_What needs to be done_
Pictures within the data are to be left out; everything else must be reproduced exactly.
>> Begin Materials provided
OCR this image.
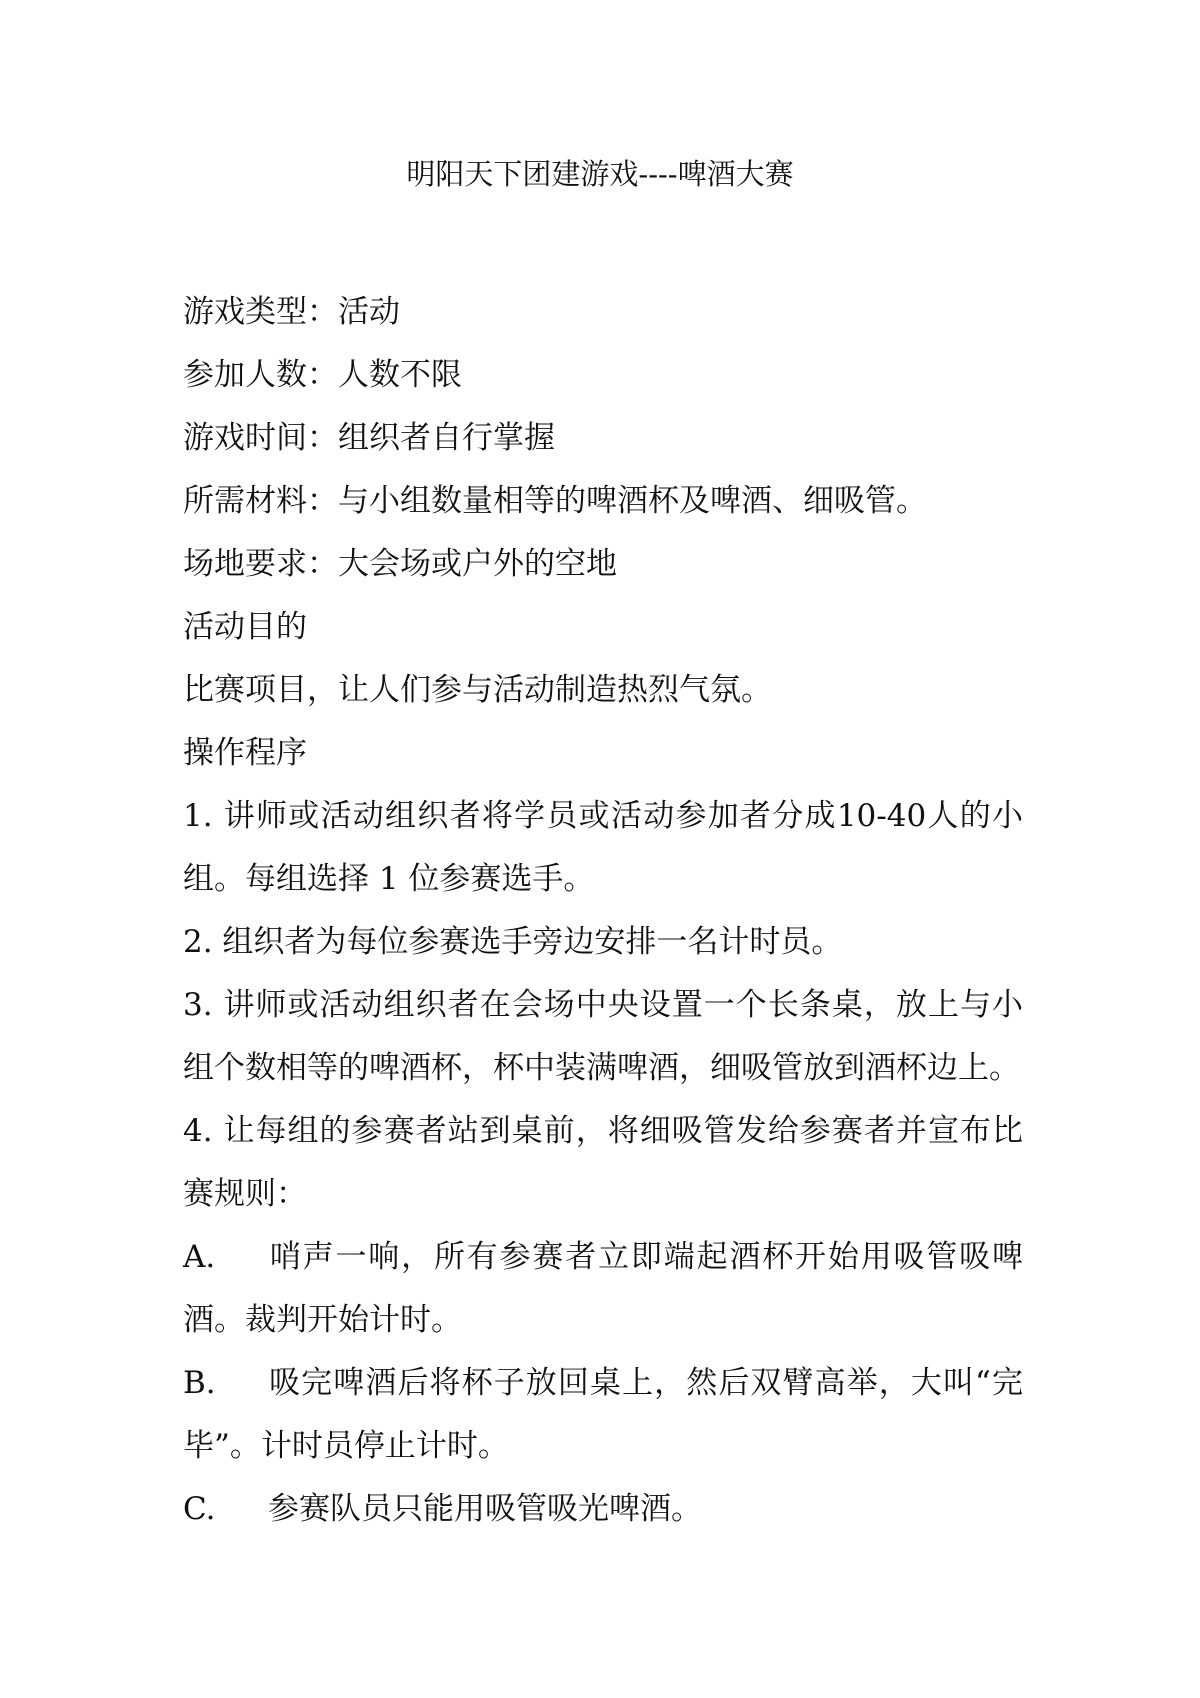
明阳天下团建游戏----啤酒大赛

游戏类型：活动

参加人数：人数不限

游戏时间：组织者自行掌握

所需材料：与小组数量相等的啤酒杯及啤酒、细吸管。

场地要求：大会场或户外的空地

活动目的

比赛项目，让人们参与活动制造热烈气氛。

操作程序

1. 讲师或活动组织者将学员或活动参加者分成10-40人的小组。每组选择 1 位参赛选手。

2. 组织者为每位参赛选手旁边安排一名计时员。

3. 讲师或活动组织者在会场中央设置一个长条桌，放上与小组个数相等的啤酒杯，杯中装满啤酒，细吸管放到酒杯边上。

4. 让每组的参赛者站到桌前，将细吸管发给参赛者并宣布比赛规则：

A. 哨声一响，所有参赛者立即端起酒杯开始用吸管吸啤酒。裁判开始计时。

B. 吸完啤酒后将杯子放回桌上，然后双臂高举，大叫“完毕”。计时员停止计时。

C. 参赛队员只能用吸管吸光啤酒。
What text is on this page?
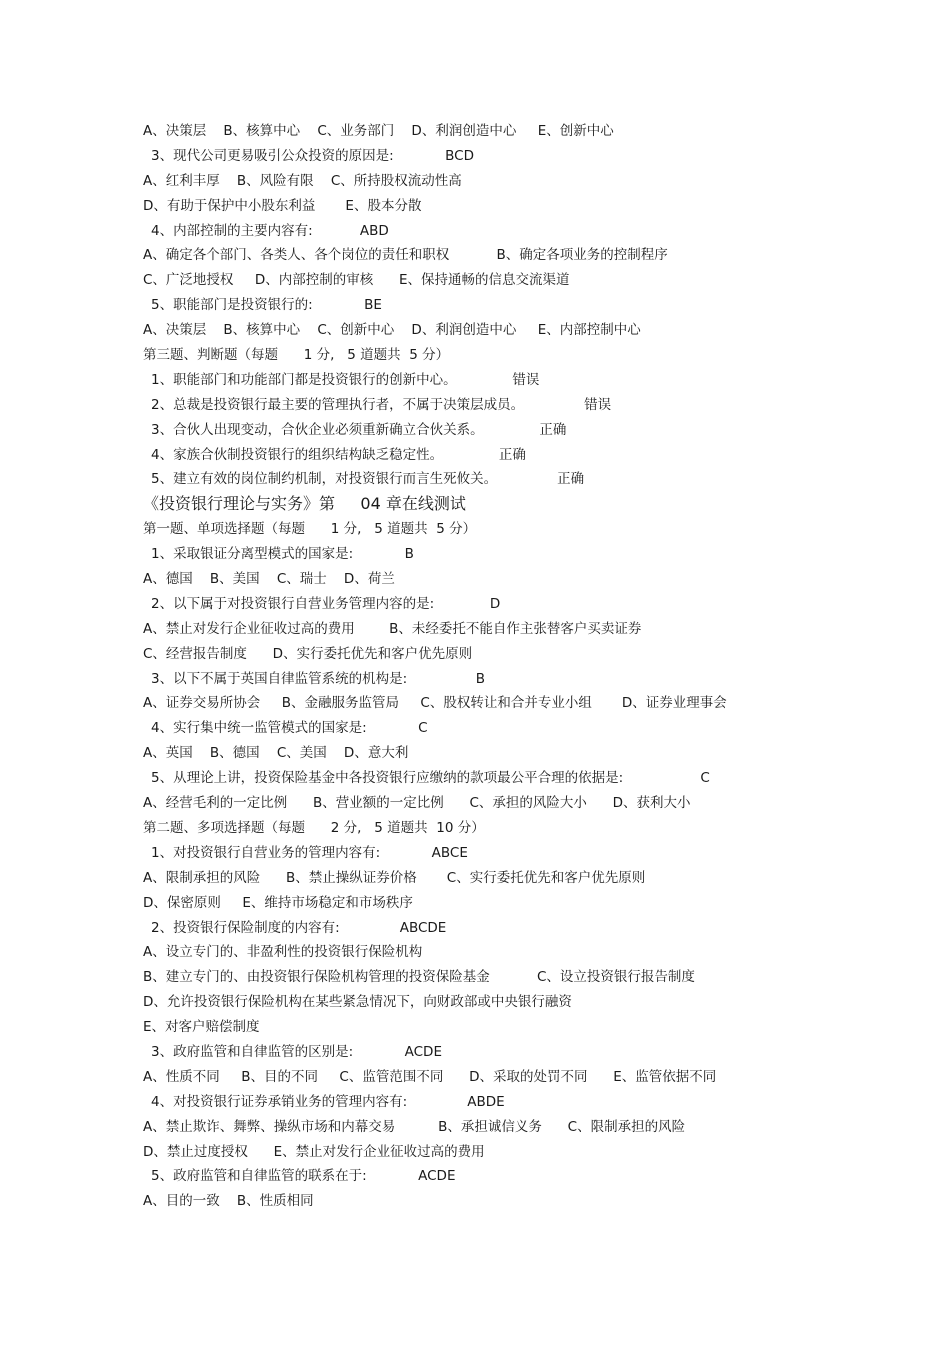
A、决策层    B、核算中心    C、业务部门    D、利润创造中心     E、创新中心
3、现代公司更易吸引公众投资的原因是:            BCD
A、红利丰厚    B、风险有限    C、所持股权流动性高
D、有助于保护中小股东利益       E、股本分散
4、内部控制的主要内容有:           ABD
A、确定各个部门、各类人、各个岗位的责任和职权           B、确定各项业务的控制程序
C、广泛地授权     D、内部控制的审核      E、保持通畅的信息交流渠道
5、职能部门是投资银行的:            BE
A、决策层    B、核算中心    C、创新中心    D、利润创造中心     E、内部控制中心
第三题、判断题（每题      1 分,   5 道题共  5 分）
1、职能部门和功能部门都是投资银行的创新中心。             错误
2、总裁是投资银行最主要的管理执行者，不属于决策层成员。              错误
3、合伙人出现变动，合伙企业必须重新确立合伙关系。             正确
4、家族合伙制投资银行的组织结构缺乏稳定性。             正确
5、建立有效的岗位制约机制，对投资银行而言生死攸关。              正确
《投资银行理论与实务》第     04 章在线测试
第一题、单项选择题（每题      1 分,   5 道题共  5 分）
1、采取银证分离型模式的国家是:            B
A、德国    B、美国    C、瑞士    D、荷兰
2、以下属于对投资银行自营业务管理内容的是:             D
A、禁止对发行企业征收过高的费用        B、未经委托不能自作主张替客户买卖证券
C、经营报告制度      D、实行委托优先和客户优先原则
3、以下不属于英国自律监管系统的机构是:                B
A、证券交易所协会     B、金融服务监管局     C、股权转让和合并专业小组       D、证券业理事会
4、实行集中统一监管模式的国家是:            C
A、英国    B、德国    C、美国    D、意大利
5、从理论上讲，投资保险基金中各投资银行应缴纳的款项最公平合理的依据是:                  C
A、经营毛利的一定比例      B、营业额的一定比例      C、承担的风险大小      D、获利大小
第二题、多项选择题（每题      2 分,   5 道题共  10 分）
1、对投资银行自营业务的管理内容有:            ABCE
A、限制承担的风险      B、禁止操纵证券价格       C、实行委托优先和客户优先原则
D、保密原则     E、维持市场稳定和市场秩序
2、投资银行保险制度的内容有:              ABCDE
A、设立专门的、非盈利性的投资银行保险机构
B、建立专门的、由投资银行保险机构管理的投资保险基金           C、设立投资银行报告制度
D、允许投资银行保险机构在某些紧急情况下，向财政部或中央银行融资
E、对客户赔偿制度
3、政府监管和自律监管的区别是:            ACDE
A、性质不同     B、目的不同     C、监管范围不同      D、采取的处罚不同      E、监管依据不同
4、对投资银行证券承销业务的管理内容有:              ABDE
A、禁止欺诈、舞弊、操纵市场和内幕交易          B、承担诚信义务      C、限制承担的风险
D、禁止过度授权      E、禁止对发行企业征收过高的费用
5、政府监管和自律监管的联系在于:            ACDE
A、目的一致    B、性质相同
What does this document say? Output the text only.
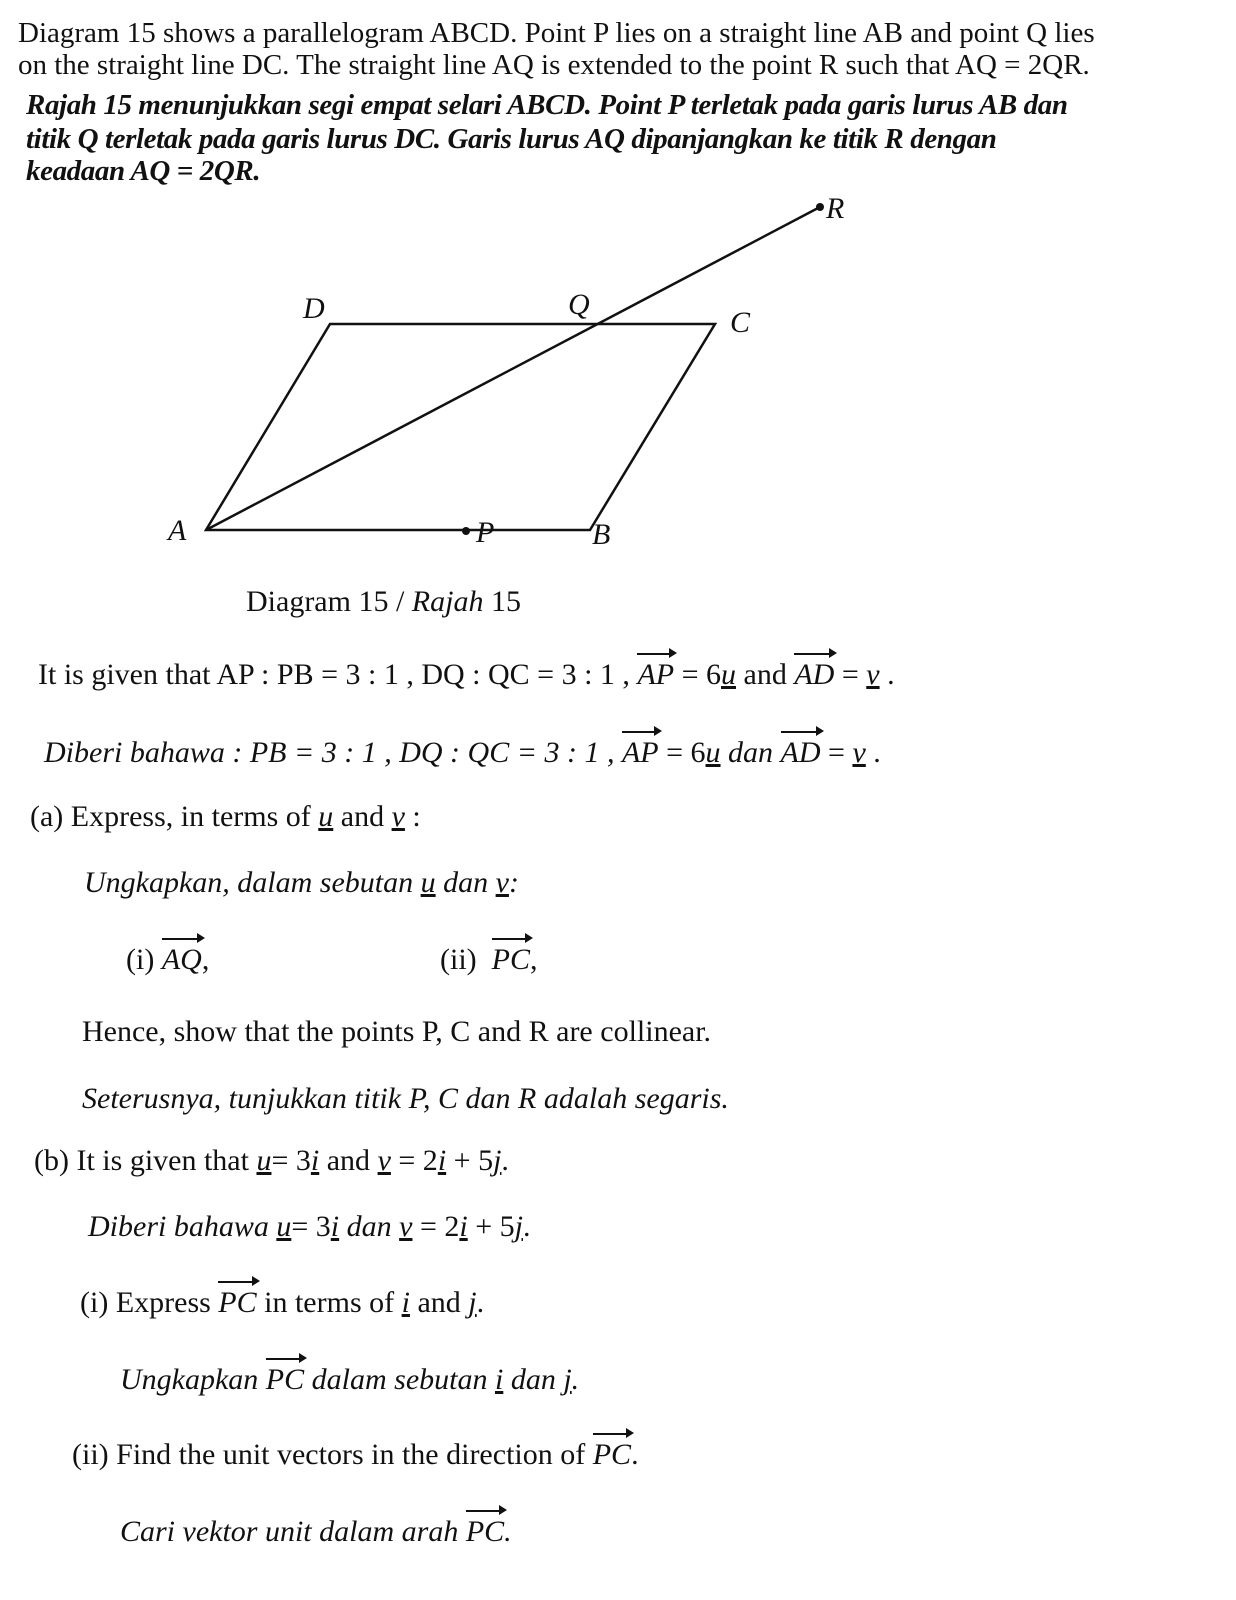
Diagram 15 shows a parallelogram ABCD. Point P lies on a straight line AB and point Q lies
on the straight line DC. The straight line AQ is extended to the point R such that AQ = 2QR.
Rajah 15 menunjukkan segi empat selari ABCD. Point P terletak pada garis lurus AB dan
titik Q terletak pada garis lurus DC. Garis lurus AQ dipanjangkan ke titik R dengan
keadaan AQ = 2QR.
A	B
C
D
P
Q
R
Diagram 15 / Rajah 15
It is given that AP : PB = 3 : 1 , DQ : QC = 3 : 1 , AP = 6u and AD = v .
Diberi bahawa : PB = 3 : 1 , DQ : QC = 3 : 1 , AP = 6u dan AD = v .
(a) Express, in terms of u and v :
Ungkapkan, dalam sebutan u dan v:
(i) AQ,	(ii) PC,
Hence, show that the points P, C and R are collinear.
Seterusnya, tunjukkan titik P, C dan R adalah segaris.
(b) It is given that u= 3i and v = 2i + 5j.
Diberi bahawa u= 3i dan v = 2i + 5j.
(i) Express PC in terms of i and j.
Ungkapkan PC dalam sebutan i dan j.
(ii) Find the unit vectors in the direction of PC.
Cari vektor unit dalam arah PC.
>> End Materials provided
_Exercise solution_
OCR this image.
明阳天下团建游戏----啤酒大赛

游戏类型：活动

参加人数：人数不限

游戏时间：组织者自行掌握

所需材料：与小组数量相等的啤酒杯及啤酒、细吸管。

场地要求：大会场或户外的空地

活动目的

比赛项目，让人们参与活动制造热烈气氛。

操作程序

1. 讲师或活动组织者将学员或活动参加者分成10-40人的小组。每组选择 1 位参赛选手。

2. 组织者为每位参赛选手旁边安排一名计时员。

3. 讲师或活动组织者在会场中央设置一个长条桌，放上与小组个数相等的啤酒杯，杯中装满啤酒，细吸管放到酒杯边上。

4. 让每组的参赛者站到桌前，将细吸管发给参赛者并宣布比赛规则：

A. 哨声一响，所有参赛者立即端起酒杯开始用吸管吸啤酒。裁判开始计时。

B. 吸完啤酒后将杯子放回桌上，然后双臂高举，大叫“完毕”。计时员停止计时。

C. 参赛队员只能用吸管吸光啤酒。
What text is on this page?
A、决策层    B、核算中心    C、业务部门    D、利润创造中心     E、创新中心
3、现代公司更易吸引公众投资的原因是:            BCD
A、红利丰厚    B、风险有限    C、所持股权流动性高
D、有助于保护中小股东利益       E、股本分散
4、内部控制的主要内容有:           ABD
A、确定各个部门、各类人、各个岗位的责任和职权           B、确定各项业务的控制程序
C、广泛地授权     D、内部控制的审核      E、保持通畅的信息交流渠道
5、职能部门是投资银行的:            BE
A、决策层    B、核算中心    C、创新中心    D、利润创造中心     E、内部控制中心
第三题、判断题（每题      1 分,   5 道题共  5 分）
1、职能部门和功能部门都是投资银行的创新中心。             错误
2、总裁是投资银行最主要的管理执行者，不属于决策层成员。              错误
3、合伙人出现变动，合伙企业必须重新确立合伙关系。             正确
4、家族合伙制投资银行的组织结构缺乏稳定性。             正确
5、建立有效的岗位制约机制，对投资银行而言生死攸关。              正确
《投资银行理论与实务》第     04 章在线测试
第一题、单项选择题（每题      1 分,   5 道题共  5 分）
1、采取银证分离型模式的国家是:            B
A、德国    B、美国    C、瑞士    D、荷兰
2、以下属于对投资银行自营业务管理内容的是:             D
A、禁止对发行企业征收过高的费用        B、未经委托不能自作主张替客户买卖证券
C、经营报告制度      D、实行委托优先和客户优先原则
3、以下不属于英国自律监管系统的机构是:                B
A、证券交易所协会     B、金融服务监管局     C、股权转让和合并专业小组       D、证券业理事会
4、实行集中统一监管模式的国家是:            C
A、英国    B、德国    C、美国    D、意大利
5、从理论上讲，投资保险基金中各投资银行应缴纳的款项最公平合理的依据是:                  C
A、经营毛利的一定比例      B、营业额的一定比例      C、承担的风险大小      D、获利大小
第二题、多项选择题（每题      2 分,   5 道题共  10 分）
1、对投资银行自营业务的管理内容有:            ABCE
A、限制承担的风险      B、禁止操纵证券价格       C、实行委托优先和客户优先原则
D、保密原则     E、维持市场稳定和市场秩序
2、投资银行保险制度的内容有:              ABCDE
A、设立专门的、非盈利性的投资银行保险机构
B、建立专门的、由投资银行保险机构管理的投资保险基金           C、设立投资银行报告制度
D、允许投资银行保险机构在某些紧急情况下，向财政部或中央银行融资
E、对客户赔偿制度
3、政府监管和自律监管的区别是:            ACDE
A、性质不同     B、目的不同     C、监管范围不同      D、采取的处罚不同      E、监管依据不同
4、对投资银行证券承销业务的管理内容有:              ABDE
A、禁止欺诈、舞弊、操纵市场和内幕交易          B、承担诚信义务      C、限制承担的风险
D、禁止过度授权      E、禁止对发行企业征收过高的费用
5、政府监管和自律监管的联系在于:            ACDE
A、目的一致    B、性质相同
What does this document say? Output the text only.
Diagram 15 shows a parallelogram ABCD. Point P lies on a straight line AB and point Q lies
on the straight line DC. The straight line AQ is extended to the point R such that AQ = 2QR.
Rajah 15 menunjukkan segi empat selari ABCD. Point P terletak pada garis lurus AB dan
titik Q terletak pada garis lurus DC. Garis lurus AQ dipanjangkan ke titik R dengan
keadaan AQ = 2QR.
A	B
C
D
P
Q
R
Diagram 15 / Rajah 15
It is given that AP : PB = 3 : 1 , DQ : QC = 3 : 1 , AP = 6u and AD = v .
Diberi bahawa : PB = 3 : 1 , DQ : QC = 3 : 1 , AP = 6u dan AD = v .
(a) Express, in terms of u and v :
Ungkapkan, dalam sebutan u dan v:
(i) AQ,	(ii) PC,
Hence, show that the points P, C and R are collinear.
Seterusnya, tunjukkan titik P, C dan R adalah segaris.
(b) It is given that u= 3i and v = 2i + 5j.
Diberi bahawa u= 3i dan v = 2i + 5j.
(i) Express PC in terms of i and j.
Ungkapkan PC dalam sebutan i dan j.
(ii) Find the unit vectors in the direction of PC.
Cari vektor unit dalam arah PC.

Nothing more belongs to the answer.